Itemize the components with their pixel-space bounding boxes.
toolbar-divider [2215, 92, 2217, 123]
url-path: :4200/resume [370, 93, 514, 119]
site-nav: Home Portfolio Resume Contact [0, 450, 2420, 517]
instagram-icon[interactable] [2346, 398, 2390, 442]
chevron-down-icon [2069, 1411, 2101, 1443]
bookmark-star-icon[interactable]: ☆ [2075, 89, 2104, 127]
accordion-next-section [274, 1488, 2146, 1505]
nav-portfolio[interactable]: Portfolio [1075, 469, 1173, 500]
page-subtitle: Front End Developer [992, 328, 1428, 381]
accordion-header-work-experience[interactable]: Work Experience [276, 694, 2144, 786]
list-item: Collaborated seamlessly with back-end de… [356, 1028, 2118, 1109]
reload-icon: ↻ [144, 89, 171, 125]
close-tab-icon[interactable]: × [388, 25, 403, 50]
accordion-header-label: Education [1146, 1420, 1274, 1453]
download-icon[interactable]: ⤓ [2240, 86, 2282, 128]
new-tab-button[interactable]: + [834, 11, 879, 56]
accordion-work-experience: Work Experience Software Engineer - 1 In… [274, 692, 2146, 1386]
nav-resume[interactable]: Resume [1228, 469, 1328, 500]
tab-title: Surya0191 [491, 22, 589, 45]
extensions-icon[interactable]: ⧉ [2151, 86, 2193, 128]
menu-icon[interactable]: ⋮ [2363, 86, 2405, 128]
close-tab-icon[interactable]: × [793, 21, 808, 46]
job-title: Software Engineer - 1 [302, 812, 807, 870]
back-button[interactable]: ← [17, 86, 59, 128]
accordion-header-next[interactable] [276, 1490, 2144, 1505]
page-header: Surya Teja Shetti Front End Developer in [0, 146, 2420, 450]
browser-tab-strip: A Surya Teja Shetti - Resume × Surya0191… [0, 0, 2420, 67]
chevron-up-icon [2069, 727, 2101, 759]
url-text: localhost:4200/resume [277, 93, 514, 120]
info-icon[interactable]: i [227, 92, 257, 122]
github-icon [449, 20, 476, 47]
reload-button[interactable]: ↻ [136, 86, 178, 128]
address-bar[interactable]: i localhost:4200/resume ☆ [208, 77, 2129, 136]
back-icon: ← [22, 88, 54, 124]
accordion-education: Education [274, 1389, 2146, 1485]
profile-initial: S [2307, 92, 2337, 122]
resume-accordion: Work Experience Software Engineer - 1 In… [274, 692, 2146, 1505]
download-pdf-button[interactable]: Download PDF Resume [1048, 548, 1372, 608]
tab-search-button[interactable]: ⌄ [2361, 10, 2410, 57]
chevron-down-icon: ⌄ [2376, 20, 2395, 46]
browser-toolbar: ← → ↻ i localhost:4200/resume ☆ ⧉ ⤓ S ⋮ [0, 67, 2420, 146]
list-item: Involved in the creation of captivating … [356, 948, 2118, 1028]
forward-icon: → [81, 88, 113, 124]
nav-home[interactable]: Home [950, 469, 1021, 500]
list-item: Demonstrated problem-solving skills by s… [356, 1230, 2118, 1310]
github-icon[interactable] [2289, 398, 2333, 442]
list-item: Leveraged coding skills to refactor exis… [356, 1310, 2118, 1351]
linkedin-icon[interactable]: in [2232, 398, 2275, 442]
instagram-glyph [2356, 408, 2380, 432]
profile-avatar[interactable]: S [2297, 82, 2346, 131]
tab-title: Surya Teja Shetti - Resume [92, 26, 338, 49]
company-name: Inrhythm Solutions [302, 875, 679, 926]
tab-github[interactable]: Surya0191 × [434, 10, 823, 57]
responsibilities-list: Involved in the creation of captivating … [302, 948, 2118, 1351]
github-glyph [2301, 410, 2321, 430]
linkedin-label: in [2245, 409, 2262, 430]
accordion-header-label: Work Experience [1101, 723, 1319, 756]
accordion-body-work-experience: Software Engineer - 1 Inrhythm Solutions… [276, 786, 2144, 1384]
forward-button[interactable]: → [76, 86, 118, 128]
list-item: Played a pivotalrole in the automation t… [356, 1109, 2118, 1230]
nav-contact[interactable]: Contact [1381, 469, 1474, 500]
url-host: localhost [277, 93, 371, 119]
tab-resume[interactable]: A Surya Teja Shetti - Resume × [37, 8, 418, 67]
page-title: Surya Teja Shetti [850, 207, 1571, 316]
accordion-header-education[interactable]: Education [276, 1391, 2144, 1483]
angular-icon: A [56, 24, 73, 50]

WHAT TO WORK ON:
Render every line of the data above as a Markdown table, putting a row number in a column headed No. and the line itself in a column headed Entry. Leave out any blank lines.

EXERCISE OUTPUT:
| No. | Entry |
|---|---|
| 1 | Itemize the components with their pixel-space bounding boxes. |
| 2 | toolbar-divider [2215, 92, 2217, 123] |
| 3 | url-path: :4200/resume [370, 93, 514, 119] |
| 4 | site-nav: Home Portfolio Resume Contact [0, 450, 2420, 517] |
| 5 | instagram-icon[interactable] [2346, 398, 2390, 442] |
| 6 | chevron-down-icon [2069, 1411, 2101, 1443] |
| 7 | bookmark-star-icon[interactable]: ☆ [2075, 89, 2104, 127] |
| 8 | accordion-next-section [274, 1488, 2146, 1505] |
| 9 | nav-portfolio[interactable]: Portfolio [1075, 469, 1173, 500] |
| 10 | page-subtitle: Front End Developer [992, 328, 1428, 381] |
| 11 | accordion-header-work-experience[interactable]: Work Experience [276, 694, 2144, 786] |
| 12 | list-item: Collaborated seamlessly with back-end de… [356, 1028, 2118, 1109] |
| 13 | reload-icon: ↻ [144, 89, 171, 125] |
| 14 | close-tab-icon[interactable]: × [388, 25, 403, 50] |
| 15 | accordion-header-label: Education [1146, 1420, 1274, 1453] |
| 16 | download-icon[interactable]: ⤓ [2240, 86, 2282, 128] |
| 17 | new-tab-button[interactable]: + [834, 11, 879, 56] |
| 18 | accordion-work-experience: Work Experience Software Engineer - 1 In… [274, 692, 2146, 1386] |
| 19 | nav-resume[interactable]: Resume [1228, 469, 1328, 500] |
| 20 | tab-title: Surya0191 [491, 22, 589, 45] |
| 21 | extensions-icon[interactable]: ⧉ [2151, 86, 2193, 128] |
| 22 | menu-icon[interactable]: ⋮ [2363, 86, 2405, 128] |
| 23 | close-tab-icon[interactable]: × [793, 21, 808, 46] |
| 24 | job-title: Software Engineer - 1 [302, 812, 807, 870] |
| 25 | back-button[interactable]: ← [17, 86, 59, 128] |
| 26 | accordion-header-next[interactable] [276, 1490, 2144, 1505] |
| 27 | page-header: Surya Teja Shetti Front End Developer in [0, 146, 2420, 450] |
| 28 | browser-tab-strip: A Surya Teja Shetti - Resume × Surya0191… [0, 0, 2420, 67] |
| 29 | chevron-up-icon [2069, 727, 2101, 759] |
| 30 | url-text: localhost:4200/resume [277, 93, 514, 120] |
| 31 | info-icon[interactable]: i [227, 92, 257, 122] |
| 32 | github-icon [449, 20, 476, 47] |
| 33 | reload-button[interactable]: ↻ [136, 86, 178, 128] |
| 34 | address-bar[interactable]: i localhost:4200/resume ☆ [208, 77, 2129, 136] |
| 35 | back-icon: ← [22, 88, 54, 124] |
| 36 | accordion-education: Education [274, 1389, 2146, 1485] |
| 37 | profile-initial: S [2307, 92, 2337, 122] |
| 38 | resume-accordion: Work Experience Software Engineer - 1 In… [274, 692, 2146, 1505] |
| 39 | download-pdf-button[interactable]: Download PDF Resume [1048, 548, 1372, 608] |
| 40 | tab-search-button[interactable]: ⌄ [2361, 10, 2410, 57] |
| 41 | chevron-down-icon: ⌄ [2376, 20, 2395, 46] |
| 42 | browser-toolbar: ← → ↻ i localhost:4200/resume ☆ ⧉ ⤓ S ⋮ [0, 67, 2420, 146] |
| 43 | list-item: Involved in the creation of captivating … [356, 948, 2118, 1028] |
| 44 | forward-icon: → [81, 88, 113, 124] |
| 45 | nav-home[interactable]: Home [950, 469, 1021, 500] |
| 46 | list-item: Demonstrated problem-solving skills by s… [356, 1230, 2118, 1310] |
| 47 | github-icon[interactable] [2289, 398, 2333, 442] |
| 48 | list-item: Leveraged coding skills to refactor exis… [356, 1310, 2118, 1351] |
| 49 | linkedin-icon[interactable]: in [2232, 398, 2275, 442] |
| 50 | instagram-glyph [2356, 408, 2380, 432] |
| 51 | profile-avatar[interactable]: S [2297, 82, 2346, 131] |
| 52 | tab-title: Surya Teja Shetti - Resume [92, 26, 338, 49] |
| 53 | company-name: Inrhythm Solutions [302, 875, 679, 926] |
| 54 | tab-github[interactable]: Surya0191 × [434, 10, 823, 57] |
| 55 | responsibilities-list: Involved in the creation of captivating … [302, 948, 2118, 1351] |
| 56 | github-glyph [2301, 410, 2321, 430] |
| 57 | linkedin-label: in [2245, 409, 2262, 430] |
| 58 | accordion-header-label: Work Experience [1101, 723, 1319, 756] |
| 59 | accordion-body-work-experience: Software Engineer - 1 Inrhythm Solutions… [276, 786, 2144, 1384] |
| 60 | forward-button[interactable]: → [76, 86, 118, 128] |
| 61 | list-item: Played a pivotalrole in the automation t… [356, 1109, 2118, 1230] |
| 62 | nav-contact[interactable]: Contact [1381, 469, 1474, 500] |
| 63 | url-host: localhost [277, 93, 371, 119] |
| 64 | tab-resume[interactable]: A Surya Teja Shetti - Resume × [37, 8, 418, 67] |
| 65 | page-title: Surya Teja Shetti [850, 207, 1571, 316] |
| 66 | accordion-header-education[interactable]: Education [276, 1391, 2144, 1483] |
| 67 | angular-icon: A [56, 24, 73, 50] |